Extracted data
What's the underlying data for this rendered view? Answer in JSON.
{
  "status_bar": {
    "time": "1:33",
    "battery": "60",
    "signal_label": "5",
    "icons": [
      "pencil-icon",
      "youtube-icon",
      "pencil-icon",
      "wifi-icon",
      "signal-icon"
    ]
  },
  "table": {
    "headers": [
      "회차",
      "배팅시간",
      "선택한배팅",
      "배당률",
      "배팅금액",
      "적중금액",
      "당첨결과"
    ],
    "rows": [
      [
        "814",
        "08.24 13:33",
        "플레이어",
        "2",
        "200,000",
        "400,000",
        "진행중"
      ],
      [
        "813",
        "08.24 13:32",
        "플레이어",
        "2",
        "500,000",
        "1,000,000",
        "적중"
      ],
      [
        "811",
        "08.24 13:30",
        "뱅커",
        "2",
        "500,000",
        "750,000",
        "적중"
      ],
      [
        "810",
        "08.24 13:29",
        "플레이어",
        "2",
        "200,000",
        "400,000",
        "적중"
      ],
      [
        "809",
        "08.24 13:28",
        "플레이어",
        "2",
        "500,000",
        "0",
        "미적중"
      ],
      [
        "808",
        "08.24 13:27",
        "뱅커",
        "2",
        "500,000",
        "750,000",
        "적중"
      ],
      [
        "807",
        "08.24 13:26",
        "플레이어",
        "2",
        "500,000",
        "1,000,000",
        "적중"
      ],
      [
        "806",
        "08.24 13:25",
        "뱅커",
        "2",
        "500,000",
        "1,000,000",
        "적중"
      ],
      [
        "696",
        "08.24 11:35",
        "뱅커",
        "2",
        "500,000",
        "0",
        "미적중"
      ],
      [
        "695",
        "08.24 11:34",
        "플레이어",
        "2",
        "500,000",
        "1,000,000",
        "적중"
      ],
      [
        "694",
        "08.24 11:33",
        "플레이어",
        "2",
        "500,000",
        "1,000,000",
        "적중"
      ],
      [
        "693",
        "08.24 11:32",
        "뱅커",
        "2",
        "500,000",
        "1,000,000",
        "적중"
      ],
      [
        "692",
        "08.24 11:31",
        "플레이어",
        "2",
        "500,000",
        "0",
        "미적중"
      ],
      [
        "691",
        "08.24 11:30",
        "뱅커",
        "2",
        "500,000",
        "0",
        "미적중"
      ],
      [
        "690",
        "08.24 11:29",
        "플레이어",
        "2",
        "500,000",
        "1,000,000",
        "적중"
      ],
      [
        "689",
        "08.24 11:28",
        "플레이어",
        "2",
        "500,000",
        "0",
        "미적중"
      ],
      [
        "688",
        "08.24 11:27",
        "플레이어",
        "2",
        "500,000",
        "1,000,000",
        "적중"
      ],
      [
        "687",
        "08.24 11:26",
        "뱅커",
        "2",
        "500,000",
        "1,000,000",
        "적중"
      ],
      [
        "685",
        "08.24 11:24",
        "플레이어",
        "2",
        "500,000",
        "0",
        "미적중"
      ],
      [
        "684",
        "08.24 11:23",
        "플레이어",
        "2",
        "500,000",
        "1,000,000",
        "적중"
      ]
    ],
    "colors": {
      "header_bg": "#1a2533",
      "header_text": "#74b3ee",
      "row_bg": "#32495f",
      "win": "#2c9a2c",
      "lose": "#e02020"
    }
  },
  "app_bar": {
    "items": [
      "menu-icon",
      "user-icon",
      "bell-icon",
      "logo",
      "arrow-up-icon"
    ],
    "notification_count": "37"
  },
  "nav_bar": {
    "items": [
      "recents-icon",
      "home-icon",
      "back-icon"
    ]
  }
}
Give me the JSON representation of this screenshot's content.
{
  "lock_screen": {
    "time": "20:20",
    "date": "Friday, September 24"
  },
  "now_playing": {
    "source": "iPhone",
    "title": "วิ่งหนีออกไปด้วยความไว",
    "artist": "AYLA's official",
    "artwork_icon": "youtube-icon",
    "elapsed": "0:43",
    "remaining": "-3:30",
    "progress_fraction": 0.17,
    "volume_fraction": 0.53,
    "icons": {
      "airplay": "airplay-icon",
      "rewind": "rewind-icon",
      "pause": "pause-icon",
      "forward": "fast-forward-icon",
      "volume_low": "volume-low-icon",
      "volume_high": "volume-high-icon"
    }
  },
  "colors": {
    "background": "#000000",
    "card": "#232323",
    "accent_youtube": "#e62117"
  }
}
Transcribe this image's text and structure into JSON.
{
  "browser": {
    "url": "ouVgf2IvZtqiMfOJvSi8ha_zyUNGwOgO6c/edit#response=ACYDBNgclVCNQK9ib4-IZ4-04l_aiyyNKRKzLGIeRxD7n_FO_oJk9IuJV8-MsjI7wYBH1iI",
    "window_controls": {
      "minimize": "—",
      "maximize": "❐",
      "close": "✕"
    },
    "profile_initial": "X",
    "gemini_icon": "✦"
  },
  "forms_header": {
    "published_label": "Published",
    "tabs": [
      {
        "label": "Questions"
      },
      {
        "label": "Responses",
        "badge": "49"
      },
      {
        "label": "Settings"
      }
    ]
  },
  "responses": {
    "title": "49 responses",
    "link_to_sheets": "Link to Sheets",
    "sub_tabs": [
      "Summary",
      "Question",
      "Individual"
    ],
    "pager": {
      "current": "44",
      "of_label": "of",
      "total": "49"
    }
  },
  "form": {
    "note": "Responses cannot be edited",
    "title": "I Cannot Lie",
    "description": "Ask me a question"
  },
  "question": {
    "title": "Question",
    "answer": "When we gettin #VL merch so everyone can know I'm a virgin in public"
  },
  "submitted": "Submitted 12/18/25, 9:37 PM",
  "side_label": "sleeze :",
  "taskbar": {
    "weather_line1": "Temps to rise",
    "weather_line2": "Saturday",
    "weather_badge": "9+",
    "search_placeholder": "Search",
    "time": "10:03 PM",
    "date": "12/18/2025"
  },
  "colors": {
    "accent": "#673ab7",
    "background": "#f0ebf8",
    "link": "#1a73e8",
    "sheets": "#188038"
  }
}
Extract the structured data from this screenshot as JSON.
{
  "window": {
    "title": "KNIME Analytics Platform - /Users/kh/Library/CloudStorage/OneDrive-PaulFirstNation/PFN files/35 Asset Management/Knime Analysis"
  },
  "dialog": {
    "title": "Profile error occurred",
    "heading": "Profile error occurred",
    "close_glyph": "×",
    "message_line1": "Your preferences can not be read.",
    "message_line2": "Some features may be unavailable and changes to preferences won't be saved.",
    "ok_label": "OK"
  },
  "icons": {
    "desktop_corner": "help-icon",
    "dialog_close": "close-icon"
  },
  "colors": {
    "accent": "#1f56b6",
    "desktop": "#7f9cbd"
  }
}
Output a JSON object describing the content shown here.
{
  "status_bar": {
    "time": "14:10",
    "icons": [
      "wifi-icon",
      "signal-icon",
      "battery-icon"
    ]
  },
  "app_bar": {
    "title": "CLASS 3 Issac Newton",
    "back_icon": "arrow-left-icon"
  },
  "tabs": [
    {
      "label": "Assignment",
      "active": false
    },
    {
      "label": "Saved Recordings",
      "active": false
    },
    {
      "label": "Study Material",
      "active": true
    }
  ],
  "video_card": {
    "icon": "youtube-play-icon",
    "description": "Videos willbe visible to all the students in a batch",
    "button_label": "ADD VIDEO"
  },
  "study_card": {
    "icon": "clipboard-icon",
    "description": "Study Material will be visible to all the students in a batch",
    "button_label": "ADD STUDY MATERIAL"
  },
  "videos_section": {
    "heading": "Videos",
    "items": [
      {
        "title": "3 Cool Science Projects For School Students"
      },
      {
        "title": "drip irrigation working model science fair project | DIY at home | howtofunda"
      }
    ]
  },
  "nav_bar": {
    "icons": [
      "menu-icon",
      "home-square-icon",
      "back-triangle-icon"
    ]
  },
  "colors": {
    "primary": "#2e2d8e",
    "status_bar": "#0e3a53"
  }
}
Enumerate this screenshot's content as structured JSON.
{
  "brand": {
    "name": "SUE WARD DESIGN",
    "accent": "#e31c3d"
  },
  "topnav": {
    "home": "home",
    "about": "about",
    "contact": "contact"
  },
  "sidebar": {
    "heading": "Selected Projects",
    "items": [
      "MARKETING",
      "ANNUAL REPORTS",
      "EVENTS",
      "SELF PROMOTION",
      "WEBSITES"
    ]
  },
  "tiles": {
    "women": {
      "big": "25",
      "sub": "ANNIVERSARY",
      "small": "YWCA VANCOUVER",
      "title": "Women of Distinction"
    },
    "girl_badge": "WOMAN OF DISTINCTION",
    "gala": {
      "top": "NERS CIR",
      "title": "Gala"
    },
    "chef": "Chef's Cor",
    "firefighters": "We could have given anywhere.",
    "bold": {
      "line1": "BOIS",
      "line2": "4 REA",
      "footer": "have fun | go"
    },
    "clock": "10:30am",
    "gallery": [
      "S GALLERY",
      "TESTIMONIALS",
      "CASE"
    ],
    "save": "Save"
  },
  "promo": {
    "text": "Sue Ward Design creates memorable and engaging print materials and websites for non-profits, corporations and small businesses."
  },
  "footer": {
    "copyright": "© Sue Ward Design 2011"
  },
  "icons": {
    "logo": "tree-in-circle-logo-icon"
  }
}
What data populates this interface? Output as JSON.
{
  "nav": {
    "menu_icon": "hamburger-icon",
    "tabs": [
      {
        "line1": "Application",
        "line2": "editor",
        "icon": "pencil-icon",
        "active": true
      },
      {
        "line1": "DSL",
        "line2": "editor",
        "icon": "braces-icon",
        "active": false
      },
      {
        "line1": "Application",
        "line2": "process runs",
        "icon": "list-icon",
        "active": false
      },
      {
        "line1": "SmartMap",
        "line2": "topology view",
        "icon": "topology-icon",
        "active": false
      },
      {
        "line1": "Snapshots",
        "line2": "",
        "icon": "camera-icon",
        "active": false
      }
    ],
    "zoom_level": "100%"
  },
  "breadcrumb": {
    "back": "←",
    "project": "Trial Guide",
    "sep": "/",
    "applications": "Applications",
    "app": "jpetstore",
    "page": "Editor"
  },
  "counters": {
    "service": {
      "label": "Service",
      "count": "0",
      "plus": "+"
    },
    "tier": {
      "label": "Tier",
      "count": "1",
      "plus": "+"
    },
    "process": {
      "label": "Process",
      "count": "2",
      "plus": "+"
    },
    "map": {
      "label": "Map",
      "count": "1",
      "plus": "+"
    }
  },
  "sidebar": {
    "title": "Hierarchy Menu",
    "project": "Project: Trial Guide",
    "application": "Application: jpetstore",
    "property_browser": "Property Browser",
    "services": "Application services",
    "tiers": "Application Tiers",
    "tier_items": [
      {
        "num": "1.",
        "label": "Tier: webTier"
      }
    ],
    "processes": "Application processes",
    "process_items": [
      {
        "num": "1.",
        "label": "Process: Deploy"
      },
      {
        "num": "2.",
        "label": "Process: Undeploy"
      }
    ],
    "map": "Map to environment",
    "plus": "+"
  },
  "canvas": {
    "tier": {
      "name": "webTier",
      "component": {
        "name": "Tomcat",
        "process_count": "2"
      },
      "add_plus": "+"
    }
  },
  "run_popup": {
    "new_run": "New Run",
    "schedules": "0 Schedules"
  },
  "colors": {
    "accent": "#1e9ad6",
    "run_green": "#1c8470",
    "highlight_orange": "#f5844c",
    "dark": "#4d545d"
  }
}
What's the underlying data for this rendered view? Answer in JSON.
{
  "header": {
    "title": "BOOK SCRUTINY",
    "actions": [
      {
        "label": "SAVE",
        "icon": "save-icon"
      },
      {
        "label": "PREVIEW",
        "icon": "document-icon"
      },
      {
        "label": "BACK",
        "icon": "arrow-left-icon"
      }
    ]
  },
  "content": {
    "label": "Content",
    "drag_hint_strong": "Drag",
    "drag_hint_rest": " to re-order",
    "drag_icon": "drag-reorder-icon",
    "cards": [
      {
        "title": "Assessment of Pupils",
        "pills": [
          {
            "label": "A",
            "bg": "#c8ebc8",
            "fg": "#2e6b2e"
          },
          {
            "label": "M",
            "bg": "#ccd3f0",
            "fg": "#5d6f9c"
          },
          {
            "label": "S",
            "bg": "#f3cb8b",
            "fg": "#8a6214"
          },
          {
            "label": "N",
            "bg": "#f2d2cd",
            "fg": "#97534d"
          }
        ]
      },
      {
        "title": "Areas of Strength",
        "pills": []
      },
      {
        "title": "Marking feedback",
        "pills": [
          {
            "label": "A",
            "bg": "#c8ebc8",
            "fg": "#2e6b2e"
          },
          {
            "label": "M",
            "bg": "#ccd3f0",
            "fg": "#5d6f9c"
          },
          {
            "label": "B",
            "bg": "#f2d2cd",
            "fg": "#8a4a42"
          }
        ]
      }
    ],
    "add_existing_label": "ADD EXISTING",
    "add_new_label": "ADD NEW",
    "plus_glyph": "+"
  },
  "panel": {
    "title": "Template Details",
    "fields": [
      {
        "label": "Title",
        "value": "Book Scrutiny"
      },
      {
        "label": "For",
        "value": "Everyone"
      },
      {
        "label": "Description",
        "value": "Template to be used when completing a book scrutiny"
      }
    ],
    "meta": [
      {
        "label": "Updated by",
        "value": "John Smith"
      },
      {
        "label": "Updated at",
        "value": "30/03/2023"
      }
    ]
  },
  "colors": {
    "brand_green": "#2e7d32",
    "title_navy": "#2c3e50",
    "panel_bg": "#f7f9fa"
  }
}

Problem description
Select all lines with the word "Guide" from the entries above.

Problem solution
    "project": "Trial Guide",
    "project": "Project: Trial Guide",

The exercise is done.